GIVEN TASK: Report how many lines contain "content"; state the number and nothing else.

### EXCERPTED RECORDS

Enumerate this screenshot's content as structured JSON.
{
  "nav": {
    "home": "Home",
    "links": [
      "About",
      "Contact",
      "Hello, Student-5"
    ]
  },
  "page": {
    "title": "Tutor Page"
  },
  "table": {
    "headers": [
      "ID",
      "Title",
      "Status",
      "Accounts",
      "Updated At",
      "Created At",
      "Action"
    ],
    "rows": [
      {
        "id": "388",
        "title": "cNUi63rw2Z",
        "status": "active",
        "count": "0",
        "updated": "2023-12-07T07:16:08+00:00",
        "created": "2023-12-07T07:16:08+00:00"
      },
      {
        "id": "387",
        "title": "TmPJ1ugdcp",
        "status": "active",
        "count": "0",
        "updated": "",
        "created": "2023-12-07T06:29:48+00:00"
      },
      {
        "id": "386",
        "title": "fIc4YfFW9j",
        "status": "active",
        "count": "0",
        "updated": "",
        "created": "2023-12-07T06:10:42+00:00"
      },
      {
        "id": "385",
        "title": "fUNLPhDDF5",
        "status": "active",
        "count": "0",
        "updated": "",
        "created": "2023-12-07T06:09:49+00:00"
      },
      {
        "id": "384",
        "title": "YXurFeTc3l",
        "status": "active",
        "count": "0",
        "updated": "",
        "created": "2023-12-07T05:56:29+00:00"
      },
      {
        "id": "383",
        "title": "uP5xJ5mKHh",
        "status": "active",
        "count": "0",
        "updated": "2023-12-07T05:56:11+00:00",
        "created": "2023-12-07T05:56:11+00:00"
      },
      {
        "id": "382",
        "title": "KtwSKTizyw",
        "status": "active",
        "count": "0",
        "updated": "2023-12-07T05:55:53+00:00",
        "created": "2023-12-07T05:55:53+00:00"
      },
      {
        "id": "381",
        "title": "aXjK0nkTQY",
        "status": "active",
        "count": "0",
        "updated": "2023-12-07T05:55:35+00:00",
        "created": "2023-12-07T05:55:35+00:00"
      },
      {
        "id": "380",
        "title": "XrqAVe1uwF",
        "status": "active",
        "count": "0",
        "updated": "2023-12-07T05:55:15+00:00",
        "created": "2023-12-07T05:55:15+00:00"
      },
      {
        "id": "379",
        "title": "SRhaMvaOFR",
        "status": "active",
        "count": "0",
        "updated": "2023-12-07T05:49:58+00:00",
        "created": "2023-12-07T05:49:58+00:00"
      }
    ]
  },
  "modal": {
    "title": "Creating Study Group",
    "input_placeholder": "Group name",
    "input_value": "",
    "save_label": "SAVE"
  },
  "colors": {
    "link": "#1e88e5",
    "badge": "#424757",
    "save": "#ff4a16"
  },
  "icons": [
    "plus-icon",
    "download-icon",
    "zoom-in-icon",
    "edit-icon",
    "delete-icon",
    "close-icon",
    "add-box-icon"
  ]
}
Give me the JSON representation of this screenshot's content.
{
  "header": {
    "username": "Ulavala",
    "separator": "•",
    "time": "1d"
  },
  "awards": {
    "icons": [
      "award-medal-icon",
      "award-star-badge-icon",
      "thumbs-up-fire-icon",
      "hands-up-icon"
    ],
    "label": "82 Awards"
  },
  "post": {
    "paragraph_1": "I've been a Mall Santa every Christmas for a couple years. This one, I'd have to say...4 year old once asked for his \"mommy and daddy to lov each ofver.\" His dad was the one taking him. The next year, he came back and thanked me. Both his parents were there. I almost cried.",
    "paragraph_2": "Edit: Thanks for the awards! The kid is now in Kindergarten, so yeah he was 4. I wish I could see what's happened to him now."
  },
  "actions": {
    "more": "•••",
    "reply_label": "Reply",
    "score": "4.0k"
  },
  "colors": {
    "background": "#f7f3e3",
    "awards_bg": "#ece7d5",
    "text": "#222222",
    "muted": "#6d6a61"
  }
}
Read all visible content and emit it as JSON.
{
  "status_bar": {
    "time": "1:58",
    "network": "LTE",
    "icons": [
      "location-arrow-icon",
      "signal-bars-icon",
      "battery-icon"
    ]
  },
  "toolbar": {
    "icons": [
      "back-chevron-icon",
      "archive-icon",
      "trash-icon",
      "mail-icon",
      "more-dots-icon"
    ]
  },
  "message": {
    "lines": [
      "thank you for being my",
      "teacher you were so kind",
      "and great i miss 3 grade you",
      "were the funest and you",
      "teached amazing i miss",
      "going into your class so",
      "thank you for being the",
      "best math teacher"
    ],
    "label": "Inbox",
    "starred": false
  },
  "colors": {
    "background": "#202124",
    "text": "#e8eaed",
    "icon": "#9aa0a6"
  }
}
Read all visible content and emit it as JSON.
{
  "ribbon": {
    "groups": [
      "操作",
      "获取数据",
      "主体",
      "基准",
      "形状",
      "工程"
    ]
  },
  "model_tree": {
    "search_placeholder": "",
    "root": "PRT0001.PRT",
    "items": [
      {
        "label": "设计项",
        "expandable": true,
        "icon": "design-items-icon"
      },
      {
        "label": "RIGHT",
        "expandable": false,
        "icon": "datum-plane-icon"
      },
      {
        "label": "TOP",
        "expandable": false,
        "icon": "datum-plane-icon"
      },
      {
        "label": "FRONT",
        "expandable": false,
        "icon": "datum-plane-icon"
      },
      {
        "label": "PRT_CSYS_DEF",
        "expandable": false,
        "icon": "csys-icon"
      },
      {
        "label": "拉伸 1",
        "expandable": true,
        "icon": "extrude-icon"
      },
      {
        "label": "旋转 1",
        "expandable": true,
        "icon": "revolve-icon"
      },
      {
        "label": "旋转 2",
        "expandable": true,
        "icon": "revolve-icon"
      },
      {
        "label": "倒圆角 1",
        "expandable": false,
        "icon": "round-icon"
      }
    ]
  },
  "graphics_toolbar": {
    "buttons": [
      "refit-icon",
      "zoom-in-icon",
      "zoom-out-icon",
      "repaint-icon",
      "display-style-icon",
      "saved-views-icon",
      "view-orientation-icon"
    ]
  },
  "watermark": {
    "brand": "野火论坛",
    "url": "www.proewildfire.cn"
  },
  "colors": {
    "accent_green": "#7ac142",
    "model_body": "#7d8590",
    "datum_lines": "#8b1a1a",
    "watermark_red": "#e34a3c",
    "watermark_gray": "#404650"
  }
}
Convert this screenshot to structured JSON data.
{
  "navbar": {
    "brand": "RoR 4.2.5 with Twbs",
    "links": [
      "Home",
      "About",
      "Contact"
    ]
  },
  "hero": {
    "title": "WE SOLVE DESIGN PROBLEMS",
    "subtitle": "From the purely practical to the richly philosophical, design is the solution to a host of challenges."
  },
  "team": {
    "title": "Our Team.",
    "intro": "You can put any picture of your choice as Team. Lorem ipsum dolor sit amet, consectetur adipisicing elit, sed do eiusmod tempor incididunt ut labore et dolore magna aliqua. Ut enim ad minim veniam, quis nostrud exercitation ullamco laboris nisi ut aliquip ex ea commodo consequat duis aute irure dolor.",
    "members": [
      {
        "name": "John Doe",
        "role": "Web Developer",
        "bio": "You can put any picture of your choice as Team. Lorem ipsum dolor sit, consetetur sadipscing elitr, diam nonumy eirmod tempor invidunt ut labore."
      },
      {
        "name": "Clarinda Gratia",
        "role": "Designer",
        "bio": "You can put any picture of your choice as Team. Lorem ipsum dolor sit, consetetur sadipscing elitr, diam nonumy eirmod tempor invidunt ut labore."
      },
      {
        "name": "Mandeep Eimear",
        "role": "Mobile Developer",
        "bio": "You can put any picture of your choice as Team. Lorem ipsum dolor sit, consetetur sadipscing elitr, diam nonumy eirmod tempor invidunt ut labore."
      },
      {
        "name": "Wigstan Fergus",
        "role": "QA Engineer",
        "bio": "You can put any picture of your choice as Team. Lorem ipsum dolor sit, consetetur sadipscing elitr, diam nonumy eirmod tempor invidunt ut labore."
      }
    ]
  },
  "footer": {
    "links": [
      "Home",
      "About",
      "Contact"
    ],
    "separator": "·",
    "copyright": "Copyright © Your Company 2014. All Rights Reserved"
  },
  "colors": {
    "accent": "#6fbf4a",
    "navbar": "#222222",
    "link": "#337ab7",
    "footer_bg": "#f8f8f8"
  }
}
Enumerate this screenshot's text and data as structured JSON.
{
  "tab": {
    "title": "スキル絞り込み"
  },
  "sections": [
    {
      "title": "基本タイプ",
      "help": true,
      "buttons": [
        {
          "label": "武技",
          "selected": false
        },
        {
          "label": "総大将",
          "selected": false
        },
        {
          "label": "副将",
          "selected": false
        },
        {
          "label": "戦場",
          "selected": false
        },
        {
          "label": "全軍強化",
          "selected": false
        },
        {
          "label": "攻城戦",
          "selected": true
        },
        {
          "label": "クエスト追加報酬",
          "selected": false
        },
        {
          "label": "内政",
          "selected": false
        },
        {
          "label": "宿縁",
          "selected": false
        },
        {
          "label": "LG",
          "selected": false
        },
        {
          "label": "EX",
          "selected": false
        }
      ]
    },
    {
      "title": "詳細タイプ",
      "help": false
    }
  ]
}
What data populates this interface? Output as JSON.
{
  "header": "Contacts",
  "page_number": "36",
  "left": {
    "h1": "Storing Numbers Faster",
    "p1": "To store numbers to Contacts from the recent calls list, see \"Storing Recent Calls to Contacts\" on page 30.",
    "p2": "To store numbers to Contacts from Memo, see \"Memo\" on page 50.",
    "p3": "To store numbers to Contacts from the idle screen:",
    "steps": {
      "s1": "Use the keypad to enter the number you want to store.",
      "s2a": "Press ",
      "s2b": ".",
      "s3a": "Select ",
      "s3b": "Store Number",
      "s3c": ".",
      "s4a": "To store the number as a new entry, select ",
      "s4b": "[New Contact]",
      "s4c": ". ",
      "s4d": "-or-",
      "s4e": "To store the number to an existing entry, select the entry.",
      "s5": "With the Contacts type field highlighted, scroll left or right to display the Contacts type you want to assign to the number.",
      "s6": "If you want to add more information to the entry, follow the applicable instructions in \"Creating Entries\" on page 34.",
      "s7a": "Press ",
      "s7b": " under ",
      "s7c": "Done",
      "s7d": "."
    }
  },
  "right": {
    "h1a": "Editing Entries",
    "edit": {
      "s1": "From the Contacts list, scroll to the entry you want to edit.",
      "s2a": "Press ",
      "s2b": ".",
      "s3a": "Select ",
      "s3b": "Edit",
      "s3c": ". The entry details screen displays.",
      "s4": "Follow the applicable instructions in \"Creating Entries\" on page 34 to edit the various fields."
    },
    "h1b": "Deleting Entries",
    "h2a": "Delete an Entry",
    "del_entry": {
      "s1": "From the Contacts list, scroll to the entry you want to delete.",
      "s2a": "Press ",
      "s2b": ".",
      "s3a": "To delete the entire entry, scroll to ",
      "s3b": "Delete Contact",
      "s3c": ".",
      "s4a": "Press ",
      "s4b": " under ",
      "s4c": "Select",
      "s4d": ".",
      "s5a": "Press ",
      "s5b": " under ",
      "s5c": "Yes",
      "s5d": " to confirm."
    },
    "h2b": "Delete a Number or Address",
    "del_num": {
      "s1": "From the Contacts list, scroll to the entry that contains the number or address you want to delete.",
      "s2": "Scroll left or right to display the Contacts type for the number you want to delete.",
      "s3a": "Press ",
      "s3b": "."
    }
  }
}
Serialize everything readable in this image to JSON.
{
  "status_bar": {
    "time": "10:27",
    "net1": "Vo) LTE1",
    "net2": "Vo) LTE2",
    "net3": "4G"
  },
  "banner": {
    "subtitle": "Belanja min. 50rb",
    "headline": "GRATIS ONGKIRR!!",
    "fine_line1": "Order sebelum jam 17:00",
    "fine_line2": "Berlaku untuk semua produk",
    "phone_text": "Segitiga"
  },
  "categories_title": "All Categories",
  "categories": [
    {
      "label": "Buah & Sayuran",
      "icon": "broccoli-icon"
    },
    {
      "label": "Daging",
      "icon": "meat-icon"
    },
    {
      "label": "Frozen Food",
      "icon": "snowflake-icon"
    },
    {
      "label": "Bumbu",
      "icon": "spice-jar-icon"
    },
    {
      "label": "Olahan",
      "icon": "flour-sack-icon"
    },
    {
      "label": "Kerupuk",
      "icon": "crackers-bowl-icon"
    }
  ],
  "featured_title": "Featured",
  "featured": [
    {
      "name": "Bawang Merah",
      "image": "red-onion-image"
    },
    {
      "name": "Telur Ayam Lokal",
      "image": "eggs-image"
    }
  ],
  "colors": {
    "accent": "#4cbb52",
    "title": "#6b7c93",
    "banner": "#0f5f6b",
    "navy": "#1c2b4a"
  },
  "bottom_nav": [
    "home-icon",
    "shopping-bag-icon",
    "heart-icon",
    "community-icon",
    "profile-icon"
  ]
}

######

RESULT: 4